▸ **WRITTEN EXERCISE**
Pictures do not belong in the copy, so please give every entry below again exactly.

═══ INPUT RECORDS

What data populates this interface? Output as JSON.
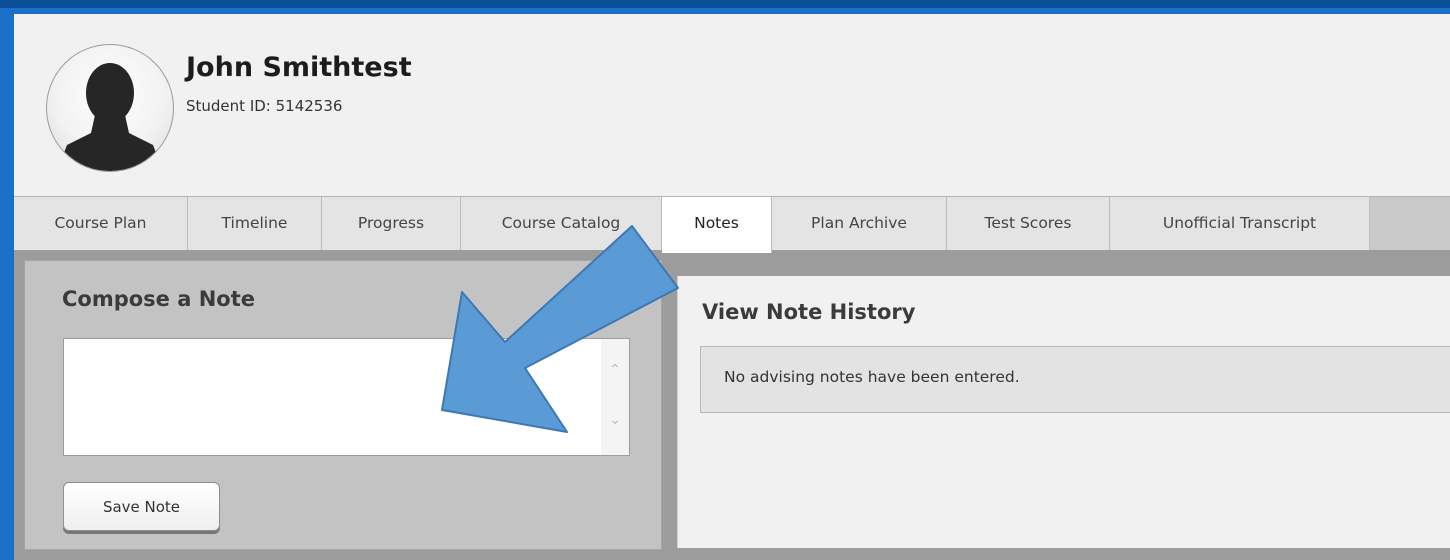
{
  "student": {
    "name": "John Smithtest",
    "id_text": "Student ID: 5142536"
  },
  "tabs": [
    {
      "label": "Course Plan",
      "active": false
    },
    {
      "label": "Timeline",
      "active": false
    },
    {
      "label": "Progress",
      "active": false
    },
    {
      "label": "Course Catalog",
      "active": false
    },
    {
      "label": "Notes",
      "active": true
    },
    {
      "label": "Plan Archive",
      "active": false
    },
    {
      "label": "Test Scores",
      "active": false
    },
    {
      "label": "Unofficial Transcript",
      "active": false
    }
  ],
  "compose": {
    "title": "Compose a Note",
    "input_value": "",
    "save_label": "Save Note"
  },
  "history": {
    "title": "View Note History",
    "empty_message": "No advising notes have been entered."
  },
  "annotation": {
    "icon": "arrow-icon",
    "color": "#5b9bd5"
  },
  "colors": {
    "frame": "#1a6fc9",
    "panel_gray": "#c3c3c3",
    "active_tab": "#ffffff"
  }
}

══════

▸ **THE REPLY**
What data populates this interface? Output as JSON.
{
  "student": {
    "name": "John Smithtest",
    "id_text": "Student ID: 5142536"
  },
  "tabs": [
    {
      "label": "Course Plan",
      "active": false
    },
    {
      "label": "Timeline",
      "active": false
    },
    {
      "label": "Progress",
      "active": false
    },
    {
      "label": "Course Catalog",
      "active": false
    },
    {
      "label": "Notes",
      "active": true
    },
    {
      "label": "Plan Archive",
      "active": false
    },
    {
      "label": "Test Scores",
      "active": false
    },
    {
      "label": "Unofficial Transcript",
      "active": false
    }
  ],
  "compose": {
    "title": "Compose a Note",
    "input_value": "",
    "save_label": "Save Note"
  },
  "history": {
    "title": "View Note History",
    "empty_message": "No advising notes have been entered."
  },
  "annotation": {
    "icon": "arrow-icon",
    "color": "#5b9bd5"
  },
  "colors": {
    "frame": "#1a6fc9",
    "panel_gray": "#c3c3c3",
    "active_tab": "#ffffff"
  }
}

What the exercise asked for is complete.